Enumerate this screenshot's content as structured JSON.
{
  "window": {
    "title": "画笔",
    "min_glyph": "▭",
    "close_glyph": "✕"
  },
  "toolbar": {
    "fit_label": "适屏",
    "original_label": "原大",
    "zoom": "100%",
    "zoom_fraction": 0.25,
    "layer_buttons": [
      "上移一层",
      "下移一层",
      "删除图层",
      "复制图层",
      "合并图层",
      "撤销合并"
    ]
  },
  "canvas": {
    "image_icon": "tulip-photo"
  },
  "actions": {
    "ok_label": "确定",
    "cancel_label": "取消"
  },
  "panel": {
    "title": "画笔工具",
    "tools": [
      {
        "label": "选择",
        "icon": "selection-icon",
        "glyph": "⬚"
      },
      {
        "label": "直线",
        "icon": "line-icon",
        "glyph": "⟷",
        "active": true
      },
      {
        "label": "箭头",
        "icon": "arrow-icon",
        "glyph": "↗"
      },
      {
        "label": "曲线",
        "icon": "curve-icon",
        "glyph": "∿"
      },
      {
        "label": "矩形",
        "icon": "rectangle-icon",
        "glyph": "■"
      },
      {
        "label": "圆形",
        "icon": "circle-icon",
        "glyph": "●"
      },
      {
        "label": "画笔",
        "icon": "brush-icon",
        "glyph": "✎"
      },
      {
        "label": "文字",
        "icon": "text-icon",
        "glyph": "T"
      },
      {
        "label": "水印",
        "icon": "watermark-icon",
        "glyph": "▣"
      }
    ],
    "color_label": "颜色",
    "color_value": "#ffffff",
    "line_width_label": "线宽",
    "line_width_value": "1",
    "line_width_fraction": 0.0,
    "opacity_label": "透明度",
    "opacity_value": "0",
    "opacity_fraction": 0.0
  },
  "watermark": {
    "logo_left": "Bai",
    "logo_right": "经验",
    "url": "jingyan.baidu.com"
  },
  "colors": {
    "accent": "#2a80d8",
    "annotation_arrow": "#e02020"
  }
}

Problem = Set down the material above again, word for word.

Answer to this problem =
Enumerate this screenshot's content as structured JSON.
{
  "window": {
    "title": "画笔",
    "min_glyph": "▭",
    "close_glyph": "✕"
  },
  "toolbar": {
    "fit_label": "适屏",
    "original_label": "原大",
    "zoom": "100%",
    "zoom_fraction": 0.25,
    "layer_buttons": [
      "上移一层",
      "下移一层",
      "删除图层",
      "复制图层",
      "合并图层",
      "撤销合并"
    ]
  },
  "canvas": {
    "image_icon": "tulip-photo"
  },
  "actions": {
    "ok_label": "确定",
    "cancel_label": "取消"
  },
  "panel": {
    "title": "画笔工具",
    "tools": [
      {
        "label": "选择",
        "icon": "selection-icon",
        "glyph": "⬚"
      },
      {
        "label": "直线",
        "icon": "line-icon",
        "glyph": "⟷",
        "active": true
      },
      {
        "label": "箭头",
        "icon": "arrow-icon",
        "glyph": "↗"
      },
      {
        "label": "曲线",
        "icon": "curve-icon",
        "glyph": "∿"
      },
      {
        "label": "矩形",
        "icon": "rectangle-icon",
        "glyph": "■"
      },
      {
        "label": "圆形",
        "icon": "circle-icon",
        "glyph": "●"
      },
      {
        "label": "画笔",
        "icon": "brush-icon",
        "glyph": "✎"
      },
      {
        "label": "文字",
        "icon": "text-icon",
        "glyph": "T"
      },
      {
        "label": "水印",
        "icon": "watermark-icon",
        "glyph": "▣"
      }
    ],
    "color_label": "颜色",
    "color_value": "#ffffff",
    "line_width_label": "线宽",
    "line_width_value": "1",
    "line_width_fraction": 0.0,
    "opacity_label": "透明度",
    "opacity_value": "0",
    "opacity_fraction": 0.0
  },
  "watermark": {
    "logo_left": "Bai",
    "logo_right": "经验",
    "url": "jingyan.baidu.com"
  },
  "colors": {
    "accent": "#2a80d8",
    "annotation_arrow": "#e02020"
  }
}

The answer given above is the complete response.